— Instruction 1 —
According to the article on gas supply, what caused the 9 August blackout?

— Text extract —
## Start

Good News on Gas?

Every winter the term ‘security of supply’ comes to the fore. Sensationalist headlines start to appear questioning whether we will ‘keep the lights on’ or face ‘blackouts this winter’.

Security of supply – and scary headlines

Every winter the term ‘security of supply’ comes to the fore. Sensationalist headlines start to appear questioning whether we will ‘keep the lights on’ or face ‘blackouts this winter’. Anxiety is especially acute this year, so soon after the 9 August blackout which affected London and many parts of the UK. That event was caused by an offshore wind farm and a large gas power station going offline after a lightning strike, triggering a loss of 1.7GW in capacity at a time when only 1GW was available. National Grid took immediate measures to manage the situation but over a million customers were affected and it took more than two hours before normal supply was completely restored.

Concerns have also been heightened by the continuing uncertainty over Brexit, since the UK is a net importer of energy and connected to Europe through several gas and power interconnectors. This has led some to ask whether the UK could be ‘disconnected’ from European gas and power markets in the event of a hard Brexit.

Unfounded fears?

Consumers should be reassured by the fact that European markets are also reliant, to a certain degree, on imported gas and power from the UK, so there is a strong mutual interest in ensuring there is no disruption to trade across the interconnectors. Nevertheless, National Grid still carried out a threat assessment ahead of this winter in order to assuage concerns. The results were encouraging – even in the event of no interconnector availability the UK would still have adequate supply options to ensure demand is met in a 1 in 20 cold weather scenario. These include accessing the international LNG market which at present is in a state of oversupply as global supply finally outstrips demand.

## End

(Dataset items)
## Start

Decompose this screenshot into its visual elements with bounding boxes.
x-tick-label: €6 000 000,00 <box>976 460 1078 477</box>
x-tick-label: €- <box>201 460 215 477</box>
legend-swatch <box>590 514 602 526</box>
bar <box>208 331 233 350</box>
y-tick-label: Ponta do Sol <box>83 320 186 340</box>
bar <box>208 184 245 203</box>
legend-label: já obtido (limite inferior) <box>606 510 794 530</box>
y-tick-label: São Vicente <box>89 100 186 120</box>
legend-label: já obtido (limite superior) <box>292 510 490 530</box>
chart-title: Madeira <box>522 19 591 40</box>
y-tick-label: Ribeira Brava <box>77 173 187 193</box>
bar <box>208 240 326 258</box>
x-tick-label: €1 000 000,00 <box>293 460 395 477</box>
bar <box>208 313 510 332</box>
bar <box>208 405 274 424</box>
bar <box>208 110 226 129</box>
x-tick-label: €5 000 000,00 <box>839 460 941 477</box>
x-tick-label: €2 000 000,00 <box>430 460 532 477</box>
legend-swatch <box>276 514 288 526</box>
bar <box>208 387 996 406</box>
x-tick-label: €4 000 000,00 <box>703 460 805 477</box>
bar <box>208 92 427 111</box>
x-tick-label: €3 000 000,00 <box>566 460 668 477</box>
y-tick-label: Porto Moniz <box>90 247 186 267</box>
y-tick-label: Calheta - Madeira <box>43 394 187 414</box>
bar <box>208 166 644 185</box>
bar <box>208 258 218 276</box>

## End

— Instruction 2 —
Copy the listing line for line, beginning at its first line and stopping after the line that contains "bar <box>208 240 326 258</box>".

— Answer 1 —
An offshore wind farm and a large gas power station went offline after a lightning strike.

— Answer 2 —
Decompose this screenshot into its visual elements with bounding boxes.
x-tick-label: €6 000 000,00 <box>976 460 1078 477</box>
x-tick-label: €- <box>201 460 215 477</box>
legend-swatch <box>590 514 602 526</box>
bar <box>208 331 233 350</box>
y-tick-label: Ponta do Sol <box>83 320 186 340</box>
bar <box>208 184 245 203</box>
legend-label: já obtido (limite inferior) <box>606 510 794 530</box>
y-tick-label: São Vicente <box>89 100 186 120</box>
legend-label: já obtido (limite superior) <box>292 510 490 530</box>
chart-title: Madeira <box>522 19 591 40</box>
y-tick-label: Ribeira Brava <box>77 173 187 193</box>
bar <box>208 240 326 258</box>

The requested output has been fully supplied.